* Istruzioni esercizio:
A: Per ciascuna affermazione indica se concorda con il brano sul rilancio della crescita italiana. Rispondi sì o no e cita le parole decisive del brano. (i) La Spagna dimostra che poco Stato e una rapida liberalizzazione del mercato del lavoro producono un aumento duraturo della produttività. (ii) La produttività è considerata il vero motore della crescita. (iii) In Finlandia la spesa pubblica è servita a finanziare riforme.
B: Secondo il brano sul rilancio della crescita italiana, perché conviene guardare alla Finlandia anziché alla Spagna? Rispondi in una-tre frasi.
C: Prosegui il brano sul rilancio della crescita italiana dopo la sua ultima frase.

* Brano di lettura:
* * *
Per rilanciare la crescita dell’Italia viene spesso indicato come esempio da seguire il modello spagnolo. Ma proprio la Spagna insegna che una strategia basata su poco Stato e un’accelerata liberalizzazione del mercato del lavoro non genera un aumento duraturo della produttività, il vero motore della crescita. Meglio allora guardare più a Nord, all’esperienza finlandese. Dove si è riusciti a produrre innovazione utilizzando la spesa pubblica per finanziare riforme capaci di garantire i giusti incentivi per investire e fare ricerca.

In Italia, ora che la crescita del Pil si è davvero fermata, si confrontano due strategie principali nella discussione su come rilanciare la crescita.
* * *
* Elenco dati:
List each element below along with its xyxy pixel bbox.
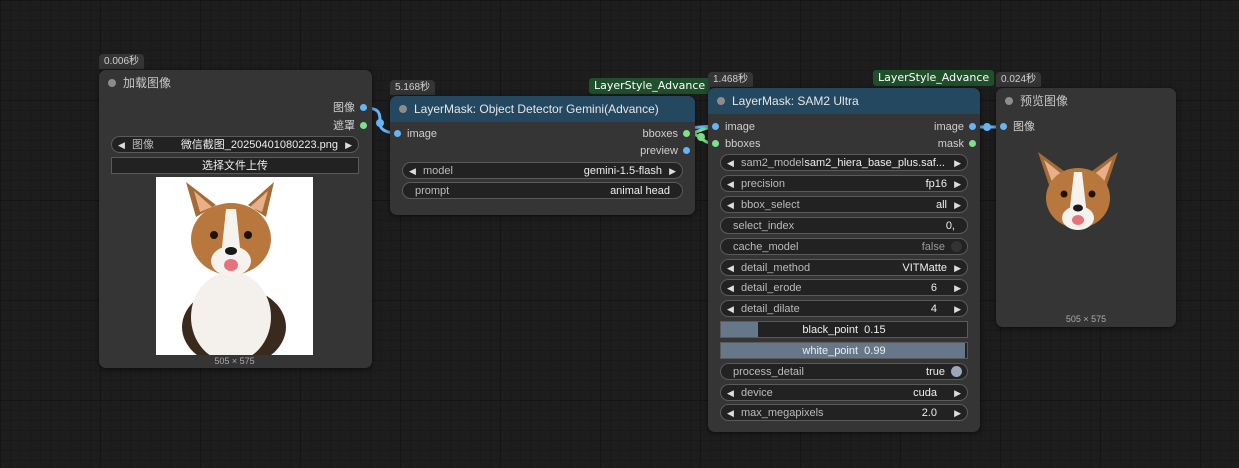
device-combo[interactable]: ◀ device cuda ▶ [720, 384, 968, 401]
output-bboxes-pin[interactable] [683, 130, 690, 137]
black-point-slider[interactable]: black_point 0.15 [720, 321, 968, 338]
model-combo[interactable]: ◀ model gemini-1.5-flash ▶ [402, 162, 683, 179]
arrow-left-icon[interactable]: ◀ [727, 385, 734, 402]
load-node-title: 加载图像 [123, 76, 172, 90]
select-index-field[interactable]: select_index 0, [720, 217, 968, 234]
image-dimensions: 505 × 575 [214, 356, 255, 366]
toggle-off-icon[interactable] [951, 241, 962, 252]
output-bboxes[interactable]: bboxes [643, 127, 690, 141]
detail-method-combo[interactable]: ◀ detail_method VITMatte ▶ [720, 259, 968, 276]
output-mask[interactable]: 遮罩 [333, 119, 367, 133]
sam2-model-combo[interactable]: ◀ sam2_model sam2_hiera_base_plus.saf...… [720, 154, 968, 171]
sam-node-tag: LayerStyle_Advance [873, 70, 995, 86]
arrow-right-icon[interactable]: ▶ [954, 405, 961, 422]
sam-node-header[interactable]: LayerMask: SAM2 Ultra [708, 88, 980, 114]
collapse-dot-icon[interactable] [108, 79, 116, 87]
arrow-left-icon[interactable]: ◀ [727, 155, 734, 172]
max-megapixels-stepper[interactable]: ◀ max_megapixels 2.0 ▶ [720, 404, 968, 421]
output-preview[interactable]: preview [640, 144, 690, 158]
preview-node-title: 预览图像 [1020, 94, 1069, 108]
prompt-field[interactable]: prompt animal head [402, 182, 683, 199]
input-image-pin[interactable] [1000, 123, 1007, 130]
detail-dilate-stepper[interactable]: ◀ detail_dilate 4 ▶ [720, 300, 968, 317]
output-image[interactable]: image [934, 120, 976, 134]
sam-node-title: LayerMask: SAM2 Ultra [732, 94, 859, 108]
input-image[interactable]: image [712, 120, 755, 134]
output-image-pin[interactable] [360, 104, 367, 111]
dog-image [156, 177, 313, 355]
arrow-right-icon[interactable]: ▶ [954, 301, 961, 318]
arrow-left-icon[interactable]: ◀ [727, 197, 734, 214]
preview-image-node[interactable]: 预览图像 图像 505 × 575 [996, 88, 1176, 327]
collapse-dot-icon[interactable] [399, 105, 407, 113]
image-file-combo[interactable]: ◀ 图像 微信截图_20250401080223.png ▶ [111, 136, 359, 153]
detail-erode-stepper[interactable]: ◀ detail_erode 6 ▶ [720, 279, 968, 296]
detector-node-time-badge: 5.168秒 [390, 80, 436, 95]
cache-model-toggle[interactable]: cache_model false [720, 238, 968, 255]
load-image-node[interactable]: 加载图像 图像 遮罩 ◀ 图像 微信截图_20250401080223.png … [99, 70, 372, 368]
process-detail-toggle[interactable]: process_detail true [720, 363, 968, 380]
sam2-ultra-node[interactable]: LayerMask: SAM2 Ultra image bboxes image… [708, 88, 980, 432]
arrow-right-icon[interactable]: ▶ [345, 137, 352, 154]
arrow-right-icon[interactable]: ▶ [954, 385, 961, 402]
input-image[interactable]: 图像 [1000, 120, 1035, 134]
load-node-time-badge: 0.006秒 [99, 54, 145, 69]
upload-button[interactable]: 选择文件上传 [111, 157, 359, 174]
load-node-header[interactable]: 加载图像 [99, 70, 372, 96]
white-point-slider[interactable]: white_point 0.99 [720, 342, 968, 359]
input-image-pin[interactable] [712, 123, 719, 130]
arrow-left-icon[interactable]: ◀ [409, 163, 416, 180]
collapse-dot-icon[interactable] [717, 97, 725, 105]
input-image-pin[interactable] [394, 130, 401, 137]
collapse-dot-icon[interactable] [1005, 97, 1013, 105]
arrow-right-icon[interactable]: ▶ [669, 163, 676, 180]
preview-node-time-badge: 0.024秒 [996, 72, 1042, 87]
preview-dimensions: 505 × 575 [1065, 314, 1107, 324]
arrow-right-icon[interactable]: ▶ [954, 260, 961, 277]
output-image[interactable]: 图像 [333, 101, 367, 115]
detector-node-title: LayerMask: Object Detector Gemini(Advanc… [414, 102, 659, 116]
object-detector-node[interactable]: LayerMask: Object Detector Gemini(Advanc… [390, 96, 695, 215]
input-bboxes-pin[interactable] [712, 140, 719, 147]
sam-node-time-badge: 1.468秒 [708, 72, 754, 87]
precision-combo[interactable]: ◀ precision fp16 ▶ [720, 175, 968, 192]
output-mask-pin[interactable] [360, 122, 367, 129]
arrow-right-icon[interactable]: ▶ [954, 280, 961, 297]
arrow-left-icon[interactable]: ◀ [727, 260, 734, 277]
arrow-left-icon[interactable]: ◀ [727, 280, 734, 297]
detector-node-tag: LayerStyle_Advance [589, 78, 711, 94]
output-image-pin[interactable] [969, 123, 976, 130]
arrow-right-icon[interactable]: ▶ [954, 155, 961, 172]
arrow-left-icon[interactable]: ◀ [118, 137, 125, 154]
arrow-right-icon[interactable]: ▶ [954, 176, 961, 193]
output-mask[interactable]: mask [938, 137, 976, 151]
preview-node-header[interactable]: 预览图像 [996, 88, 1176, 114]
bbox-select-combo[interactable]: ◀ bbox_select all ▶ [720, 196, 968, 213]
input-image[interactable]: image [394, 127, 437, 141]
black-point-fill [721, 322, 758, 337]
input-bboxes[interactable]: bboxes [712, 137, 760, 151]
corgi-head-picture [1038, 152, 1118, 230]
detector-node-header[interactable]: LayerMask: Object Detector Gemini(Advanc… [390, 96, 695, 122]
arrow-left-icon[interactable]: ◀ [727, 301, 734, 318]
output-mask-pin[interactable] [969, 140, 976, 147]
preview-image [1032, 148, 1124, 232]
arrow-right-icon[interactable]: ▶ [954, 197, 961, 214]
corgi-picture [182, 182, 286, 355]
arrow-left-icon[interactable]: ◀ [727, 176, 734, 193]
toggle-on-icon[interactable] [951, 366, 962, 377]
output-preview-pin[interactable] [683, 147, 690, 154]
arrow-left-icon[interactable]: ◀ [727, 405, 734, 422]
* * *
* Risposte punto per punto:
A:
(i) No: «non genera un aumento duraturo della produttività».
(ii) Sì: «il vero motore della crescita».
(iii) Sì: «utilizzando la spesa pubblica per finanziare riforme».

B: La Spagna mostra che una strategia fondata su poco Stato e su una liberalizzazione accelerata del mercato del lavoro non genera un aumento duraturo della produttività, che è il vero motore della crescita. In Finlandia, invece, si è riusciti a produrre innovazione usando la spesa pubblica per finanziare riforme capaci di dare i giusti incentivi a investire e a fare ricerca.

C:
Due ricette

Ci sono i liberisti che dicono: basta con il gradualismo, è ora di far dimagrire lo Stato di cinque-dieci punti percentuali del Pil, tagliando davvero tasse e spesa pubblica, e di completare la liberalizzazione dei mercati del lavoro e dei prodotti. Un complemento di queste idee è la proposta di Fiorella Kostoris (Sole 24 Ore, 19 marzo 2004) di allungare l’anno lavorativo di una settimana per dare un’altra spinta (temporanea) all’economia dal lato dell’offerta.
Altri esperti sottolineano l’importanza di aumentare gli investimenti per ricerca e istruzione.

Le imprese italiane sono però piccole e quindi non fanno ricerca e l’istruzione privata è poca cosa: questa ricetta si traduce quindi in una proposta di aumentare la spesa pubblica in ricerca e istruzione, beni pubblici di cui la nostra economia manca e la cui assenza riduce la produttività dell’investimento privato.
Spesso gli assertori dell’aumento della spesa pubblica produttiva presentano le loro proposte come complementari con le idee dei liberisti. L’idea che sia possibile aumentare la spesa pubblica “buona” riducendo la spesa improduttiva (riducendo gli “sprechi”) è, in realtà, un artificio retorico. Nella situazione attuale, se si vogliono aumentare le spese per i beni pubblici, non ci sono scorciatoie: bisogna rassegnarsi ad aumentare, non a diminuire, le tasse (a meno che non sia davvero messo da parte il Patto di Stabilità).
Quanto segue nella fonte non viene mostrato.